## What is needed
"Norge" appears in how many lines of the entries? State only the number.

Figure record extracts
* Begin *

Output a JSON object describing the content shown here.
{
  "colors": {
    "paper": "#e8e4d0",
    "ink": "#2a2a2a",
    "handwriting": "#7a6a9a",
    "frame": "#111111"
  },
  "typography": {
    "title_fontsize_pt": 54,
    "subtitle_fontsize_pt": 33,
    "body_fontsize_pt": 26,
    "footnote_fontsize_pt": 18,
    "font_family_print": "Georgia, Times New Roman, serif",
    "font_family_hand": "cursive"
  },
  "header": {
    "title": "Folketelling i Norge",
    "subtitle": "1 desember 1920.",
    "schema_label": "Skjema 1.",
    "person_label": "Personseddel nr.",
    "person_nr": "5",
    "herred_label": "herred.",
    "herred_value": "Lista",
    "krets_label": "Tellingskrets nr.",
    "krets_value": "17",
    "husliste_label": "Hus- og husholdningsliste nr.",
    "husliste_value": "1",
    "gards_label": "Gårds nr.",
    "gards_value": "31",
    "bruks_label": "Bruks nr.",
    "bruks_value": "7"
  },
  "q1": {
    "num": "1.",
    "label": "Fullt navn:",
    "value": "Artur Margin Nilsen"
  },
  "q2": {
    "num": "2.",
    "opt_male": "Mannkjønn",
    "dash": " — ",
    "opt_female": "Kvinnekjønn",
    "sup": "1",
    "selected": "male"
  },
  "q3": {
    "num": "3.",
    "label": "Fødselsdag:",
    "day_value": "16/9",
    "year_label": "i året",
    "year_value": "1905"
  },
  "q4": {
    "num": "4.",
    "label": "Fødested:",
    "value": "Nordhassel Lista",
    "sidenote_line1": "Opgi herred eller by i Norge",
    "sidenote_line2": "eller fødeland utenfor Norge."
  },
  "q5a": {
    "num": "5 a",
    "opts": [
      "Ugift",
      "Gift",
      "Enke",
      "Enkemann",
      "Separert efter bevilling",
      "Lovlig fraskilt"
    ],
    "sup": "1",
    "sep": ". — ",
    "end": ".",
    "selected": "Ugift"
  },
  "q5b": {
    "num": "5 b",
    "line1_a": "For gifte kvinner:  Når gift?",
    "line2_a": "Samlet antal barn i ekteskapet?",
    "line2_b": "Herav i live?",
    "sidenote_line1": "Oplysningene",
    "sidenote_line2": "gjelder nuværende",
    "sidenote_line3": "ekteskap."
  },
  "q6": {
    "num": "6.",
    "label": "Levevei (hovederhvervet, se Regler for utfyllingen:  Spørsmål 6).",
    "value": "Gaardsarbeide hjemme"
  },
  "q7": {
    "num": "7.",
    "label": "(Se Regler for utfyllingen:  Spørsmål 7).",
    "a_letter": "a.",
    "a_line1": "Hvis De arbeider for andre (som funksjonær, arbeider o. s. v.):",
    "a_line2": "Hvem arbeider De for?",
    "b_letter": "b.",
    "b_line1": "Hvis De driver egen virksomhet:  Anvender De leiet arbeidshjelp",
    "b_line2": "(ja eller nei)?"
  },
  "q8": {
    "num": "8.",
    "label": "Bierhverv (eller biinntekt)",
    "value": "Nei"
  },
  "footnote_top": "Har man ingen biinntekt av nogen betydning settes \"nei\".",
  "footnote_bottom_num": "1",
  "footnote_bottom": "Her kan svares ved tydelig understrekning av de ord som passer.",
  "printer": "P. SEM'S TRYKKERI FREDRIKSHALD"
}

* End *

## Task result
3